- **What is being asked**
In the following material, identify every line holding the string "Επανωμής" and return it.

====== Record extracts ======

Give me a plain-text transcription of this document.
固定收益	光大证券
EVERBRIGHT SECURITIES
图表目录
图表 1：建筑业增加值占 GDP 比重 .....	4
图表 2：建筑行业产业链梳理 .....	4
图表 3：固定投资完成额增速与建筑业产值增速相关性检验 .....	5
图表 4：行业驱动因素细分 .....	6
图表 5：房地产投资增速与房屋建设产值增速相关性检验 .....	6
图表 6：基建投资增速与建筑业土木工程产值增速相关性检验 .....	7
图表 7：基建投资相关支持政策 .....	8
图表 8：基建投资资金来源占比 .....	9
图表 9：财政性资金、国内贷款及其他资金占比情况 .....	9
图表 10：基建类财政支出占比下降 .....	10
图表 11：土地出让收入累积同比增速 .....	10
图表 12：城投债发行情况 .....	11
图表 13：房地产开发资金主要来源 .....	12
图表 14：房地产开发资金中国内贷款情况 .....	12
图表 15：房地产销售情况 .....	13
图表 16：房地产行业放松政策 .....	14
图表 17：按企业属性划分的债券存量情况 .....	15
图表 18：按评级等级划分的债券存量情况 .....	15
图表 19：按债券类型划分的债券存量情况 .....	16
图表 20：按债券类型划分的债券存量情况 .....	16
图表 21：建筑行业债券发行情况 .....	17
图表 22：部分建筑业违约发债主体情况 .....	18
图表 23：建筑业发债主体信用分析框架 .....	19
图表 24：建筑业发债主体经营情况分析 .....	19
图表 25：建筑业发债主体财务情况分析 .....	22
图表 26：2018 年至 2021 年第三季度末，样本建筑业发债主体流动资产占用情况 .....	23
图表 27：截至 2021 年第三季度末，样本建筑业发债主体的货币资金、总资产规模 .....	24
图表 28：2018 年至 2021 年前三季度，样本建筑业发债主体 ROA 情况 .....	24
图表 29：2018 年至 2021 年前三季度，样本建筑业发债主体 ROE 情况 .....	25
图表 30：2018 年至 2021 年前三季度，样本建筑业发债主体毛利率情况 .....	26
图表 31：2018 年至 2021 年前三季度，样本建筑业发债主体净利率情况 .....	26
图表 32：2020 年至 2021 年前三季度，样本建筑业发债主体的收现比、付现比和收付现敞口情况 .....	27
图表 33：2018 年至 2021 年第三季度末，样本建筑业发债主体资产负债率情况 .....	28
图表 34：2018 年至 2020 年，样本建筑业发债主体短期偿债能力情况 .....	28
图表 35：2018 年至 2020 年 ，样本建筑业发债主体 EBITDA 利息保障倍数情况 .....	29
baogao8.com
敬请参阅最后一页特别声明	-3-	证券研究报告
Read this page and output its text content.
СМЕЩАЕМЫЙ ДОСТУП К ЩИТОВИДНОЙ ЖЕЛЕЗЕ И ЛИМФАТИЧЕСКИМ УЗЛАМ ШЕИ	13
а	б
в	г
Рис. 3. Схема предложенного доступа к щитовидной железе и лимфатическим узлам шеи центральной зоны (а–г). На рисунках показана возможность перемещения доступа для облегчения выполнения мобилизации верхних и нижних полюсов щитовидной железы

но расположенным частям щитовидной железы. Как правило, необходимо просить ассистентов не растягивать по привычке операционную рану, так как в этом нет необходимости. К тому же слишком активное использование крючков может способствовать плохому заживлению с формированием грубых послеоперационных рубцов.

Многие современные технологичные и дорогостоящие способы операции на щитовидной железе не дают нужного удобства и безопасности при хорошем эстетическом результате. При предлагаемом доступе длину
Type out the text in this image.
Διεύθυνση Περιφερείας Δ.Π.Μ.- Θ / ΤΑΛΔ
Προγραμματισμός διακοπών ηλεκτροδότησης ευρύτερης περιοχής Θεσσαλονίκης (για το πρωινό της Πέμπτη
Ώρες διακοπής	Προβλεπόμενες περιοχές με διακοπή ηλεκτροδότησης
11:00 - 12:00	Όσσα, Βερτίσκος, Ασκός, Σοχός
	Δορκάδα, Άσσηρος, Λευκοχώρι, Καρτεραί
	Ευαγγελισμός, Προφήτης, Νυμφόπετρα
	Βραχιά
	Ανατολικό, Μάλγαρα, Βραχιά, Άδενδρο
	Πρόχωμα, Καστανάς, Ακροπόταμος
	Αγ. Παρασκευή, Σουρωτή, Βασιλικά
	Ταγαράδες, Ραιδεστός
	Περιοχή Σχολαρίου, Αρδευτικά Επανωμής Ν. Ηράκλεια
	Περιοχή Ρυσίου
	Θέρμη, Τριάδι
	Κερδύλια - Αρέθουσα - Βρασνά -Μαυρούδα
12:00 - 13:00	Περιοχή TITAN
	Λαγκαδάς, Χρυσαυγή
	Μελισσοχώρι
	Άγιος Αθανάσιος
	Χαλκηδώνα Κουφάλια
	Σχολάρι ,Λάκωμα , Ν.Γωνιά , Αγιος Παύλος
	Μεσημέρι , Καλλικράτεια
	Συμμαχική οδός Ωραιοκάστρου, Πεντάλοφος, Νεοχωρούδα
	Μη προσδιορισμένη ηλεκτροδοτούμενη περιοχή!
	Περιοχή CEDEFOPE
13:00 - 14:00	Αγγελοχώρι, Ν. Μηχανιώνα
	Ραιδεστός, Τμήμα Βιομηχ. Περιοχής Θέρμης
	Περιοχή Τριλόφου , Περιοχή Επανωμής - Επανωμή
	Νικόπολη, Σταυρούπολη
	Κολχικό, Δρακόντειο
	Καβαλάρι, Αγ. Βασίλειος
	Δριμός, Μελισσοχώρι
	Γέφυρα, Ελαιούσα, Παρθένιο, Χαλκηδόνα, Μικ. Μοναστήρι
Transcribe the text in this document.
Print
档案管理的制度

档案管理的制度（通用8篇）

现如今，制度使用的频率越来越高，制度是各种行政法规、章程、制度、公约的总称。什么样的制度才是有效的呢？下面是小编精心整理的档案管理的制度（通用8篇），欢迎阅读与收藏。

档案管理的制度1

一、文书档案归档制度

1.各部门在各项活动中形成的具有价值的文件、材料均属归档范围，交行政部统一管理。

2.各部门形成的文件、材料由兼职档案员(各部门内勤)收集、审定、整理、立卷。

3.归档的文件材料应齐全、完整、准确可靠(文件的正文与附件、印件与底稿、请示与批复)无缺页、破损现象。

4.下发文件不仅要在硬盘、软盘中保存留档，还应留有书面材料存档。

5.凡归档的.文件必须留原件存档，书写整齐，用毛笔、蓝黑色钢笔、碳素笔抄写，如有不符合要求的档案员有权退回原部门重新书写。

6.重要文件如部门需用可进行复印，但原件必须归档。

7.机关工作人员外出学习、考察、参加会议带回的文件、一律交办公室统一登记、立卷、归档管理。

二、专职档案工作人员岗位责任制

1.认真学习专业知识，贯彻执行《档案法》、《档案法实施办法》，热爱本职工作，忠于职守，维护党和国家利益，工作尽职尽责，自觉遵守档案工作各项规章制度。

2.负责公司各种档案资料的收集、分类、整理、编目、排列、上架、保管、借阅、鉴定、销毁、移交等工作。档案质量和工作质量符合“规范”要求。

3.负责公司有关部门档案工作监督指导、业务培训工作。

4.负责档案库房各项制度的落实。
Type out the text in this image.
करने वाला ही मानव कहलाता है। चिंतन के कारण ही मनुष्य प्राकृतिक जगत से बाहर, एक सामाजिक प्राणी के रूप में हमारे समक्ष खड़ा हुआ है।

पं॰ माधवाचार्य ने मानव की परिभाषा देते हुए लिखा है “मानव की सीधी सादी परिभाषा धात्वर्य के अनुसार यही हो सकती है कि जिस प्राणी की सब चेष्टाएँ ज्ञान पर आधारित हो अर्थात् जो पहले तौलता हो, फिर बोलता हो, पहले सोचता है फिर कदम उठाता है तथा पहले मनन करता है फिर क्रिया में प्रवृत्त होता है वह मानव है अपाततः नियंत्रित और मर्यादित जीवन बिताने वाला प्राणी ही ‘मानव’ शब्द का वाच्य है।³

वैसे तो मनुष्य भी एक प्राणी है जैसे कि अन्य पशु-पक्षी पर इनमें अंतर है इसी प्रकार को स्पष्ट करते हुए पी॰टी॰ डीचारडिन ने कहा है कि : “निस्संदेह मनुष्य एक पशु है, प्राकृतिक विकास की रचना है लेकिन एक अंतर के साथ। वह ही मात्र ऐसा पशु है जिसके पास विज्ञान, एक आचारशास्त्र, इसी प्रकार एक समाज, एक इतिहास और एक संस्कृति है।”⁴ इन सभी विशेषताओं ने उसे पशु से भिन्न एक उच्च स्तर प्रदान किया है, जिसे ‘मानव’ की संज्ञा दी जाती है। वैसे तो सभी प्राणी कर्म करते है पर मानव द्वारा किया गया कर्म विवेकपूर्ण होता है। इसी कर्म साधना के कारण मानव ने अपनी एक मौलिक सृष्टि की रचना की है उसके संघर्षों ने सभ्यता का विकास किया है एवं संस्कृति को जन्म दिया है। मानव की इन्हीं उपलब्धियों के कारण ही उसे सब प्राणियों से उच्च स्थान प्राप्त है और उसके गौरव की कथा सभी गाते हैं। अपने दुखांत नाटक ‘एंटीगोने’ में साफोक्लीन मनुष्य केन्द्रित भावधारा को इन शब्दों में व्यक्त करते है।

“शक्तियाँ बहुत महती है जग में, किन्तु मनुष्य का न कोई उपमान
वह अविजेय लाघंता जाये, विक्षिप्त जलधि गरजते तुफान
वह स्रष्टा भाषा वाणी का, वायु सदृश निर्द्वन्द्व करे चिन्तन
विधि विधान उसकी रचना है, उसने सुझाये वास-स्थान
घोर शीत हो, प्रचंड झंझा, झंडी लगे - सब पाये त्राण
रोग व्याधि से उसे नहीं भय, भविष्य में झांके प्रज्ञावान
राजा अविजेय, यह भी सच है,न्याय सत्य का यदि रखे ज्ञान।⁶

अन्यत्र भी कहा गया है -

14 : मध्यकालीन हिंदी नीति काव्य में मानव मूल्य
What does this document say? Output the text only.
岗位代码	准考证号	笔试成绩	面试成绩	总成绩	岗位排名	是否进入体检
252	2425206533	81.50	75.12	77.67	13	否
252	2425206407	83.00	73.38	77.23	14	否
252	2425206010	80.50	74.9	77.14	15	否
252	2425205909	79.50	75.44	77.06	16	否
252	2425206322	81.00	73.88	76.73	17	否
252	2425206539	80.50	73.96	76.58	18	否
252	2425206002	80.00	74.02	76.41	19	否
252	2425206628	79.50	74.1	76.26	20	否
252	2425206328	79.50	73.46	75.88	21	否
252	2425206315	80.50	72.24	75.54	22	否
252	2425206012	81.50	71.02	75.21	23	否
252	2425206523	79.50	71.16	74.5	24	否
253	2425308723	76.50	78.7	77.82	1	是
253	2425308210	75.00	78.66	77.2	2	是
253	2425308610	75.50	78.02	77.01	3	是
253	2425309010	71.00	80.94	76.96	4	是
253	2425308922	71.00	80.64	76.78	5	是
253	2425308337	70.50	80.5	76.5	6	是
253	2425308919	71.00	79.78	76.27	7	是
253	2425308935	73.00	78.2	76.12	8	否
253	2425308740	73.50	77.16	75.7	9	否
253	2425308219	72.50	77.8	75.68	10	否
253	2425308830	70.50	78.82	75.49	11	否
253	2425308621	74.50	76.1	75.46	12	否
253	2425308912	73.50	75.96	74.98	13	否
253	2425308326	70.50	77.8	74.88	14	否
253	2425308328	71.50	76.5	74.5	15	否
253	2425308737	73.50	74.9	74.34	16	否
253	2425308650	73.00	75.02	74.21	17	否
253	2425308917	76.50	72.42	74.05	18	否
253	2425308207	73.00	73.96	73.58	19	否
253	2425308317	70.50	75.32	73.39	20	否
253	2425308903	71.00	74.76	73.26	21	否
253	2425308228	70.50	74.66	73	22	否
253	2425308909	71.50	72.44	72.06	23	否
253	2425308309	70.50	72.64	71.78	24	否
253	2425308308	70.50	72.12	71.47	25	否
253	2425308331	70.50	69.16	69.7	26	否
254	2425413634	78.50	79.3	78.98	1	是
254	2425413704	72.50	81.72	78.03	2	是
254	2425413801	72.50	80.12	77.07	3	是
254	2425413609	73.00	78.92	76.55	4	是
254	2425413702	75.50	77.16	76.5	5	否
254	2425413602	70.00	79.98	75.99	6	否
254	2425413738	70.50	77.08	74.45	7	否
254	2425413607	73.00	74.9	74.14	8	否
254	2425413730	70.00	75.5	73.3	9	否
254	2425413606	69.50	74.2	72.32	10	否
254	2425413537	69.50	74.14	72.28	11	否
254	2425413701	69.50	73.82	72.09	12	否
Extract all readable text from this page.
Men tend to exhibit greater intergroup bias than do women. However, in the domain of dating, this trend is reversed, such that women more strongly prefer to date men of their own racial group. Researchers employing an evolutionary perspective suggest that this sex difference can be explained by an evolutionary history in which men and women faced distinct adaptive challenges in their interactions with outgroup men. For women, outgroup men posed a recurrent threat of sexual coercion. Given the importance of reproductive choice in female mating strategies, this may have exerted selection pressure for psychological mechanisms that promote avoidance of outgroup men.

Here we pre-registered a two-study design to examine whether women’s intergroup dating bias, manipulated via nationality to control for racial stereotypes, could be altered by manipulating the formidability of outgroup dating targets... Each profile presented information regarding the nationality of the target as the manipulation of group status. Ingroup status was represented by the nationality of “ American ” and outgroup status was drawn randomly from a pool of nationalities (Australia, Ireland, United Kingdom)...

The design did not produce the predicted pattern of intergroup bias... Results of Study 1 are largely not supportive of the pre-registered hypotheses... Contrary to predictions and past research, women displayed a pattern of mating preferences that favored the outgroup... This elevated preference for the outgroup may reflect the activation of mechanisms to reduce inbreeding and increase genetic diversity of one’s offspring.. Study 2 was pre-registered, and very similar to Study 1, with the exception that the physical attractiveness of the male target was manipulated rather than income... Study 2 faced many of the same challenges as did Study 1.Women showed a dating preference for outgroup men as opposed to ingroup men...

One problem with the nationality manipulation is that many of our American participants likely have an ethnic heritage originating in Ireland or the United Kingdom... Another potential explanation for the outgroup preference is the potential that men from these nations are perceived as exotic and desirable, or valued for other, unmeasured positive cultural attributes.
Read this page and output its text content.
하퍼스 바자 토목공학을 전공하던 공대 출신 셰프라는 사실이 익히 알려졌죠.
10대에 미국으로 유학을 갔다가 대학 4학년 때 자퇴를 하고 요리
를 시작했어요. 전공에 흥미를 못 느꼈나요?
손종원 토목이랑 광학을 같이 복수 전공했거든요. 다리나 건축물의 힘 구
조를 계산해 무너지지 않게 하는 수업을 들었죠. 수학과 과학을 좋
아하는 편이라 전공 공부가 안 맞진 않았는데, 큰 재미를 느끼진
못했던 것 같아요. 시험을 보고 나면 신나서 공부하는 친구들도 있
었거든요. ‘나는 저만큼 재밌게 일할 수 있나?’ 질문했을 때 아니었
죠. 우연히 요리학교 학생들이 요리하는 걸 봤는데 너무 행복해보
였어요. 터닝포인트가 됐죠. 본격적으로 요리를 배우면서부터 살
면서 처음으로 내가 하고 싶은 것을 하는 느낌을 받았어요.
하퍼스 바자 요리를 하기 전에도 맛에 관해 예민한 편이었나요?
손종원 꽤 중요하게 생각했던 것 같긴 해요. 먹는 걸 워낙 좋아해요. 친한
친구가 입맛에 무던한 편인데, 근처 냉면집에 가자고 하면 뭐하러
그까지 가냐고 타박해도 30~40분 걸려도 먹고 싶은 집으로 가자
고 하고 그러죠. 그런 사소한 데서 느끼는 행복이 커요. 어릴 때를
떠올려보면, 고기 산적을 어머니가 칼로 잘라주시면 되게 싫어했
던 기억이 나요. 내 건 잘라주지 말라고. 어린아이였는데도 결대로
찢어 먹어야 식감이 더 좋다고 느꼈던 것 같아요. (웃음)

======

- **Output below**
	Περιοχή Σχολαρίου, Αρδευτικά Επανωμής Ν. Ηράκλεια
	Περιοχή Τριλόφου , Περιοχή Επανωμής - Επανωμή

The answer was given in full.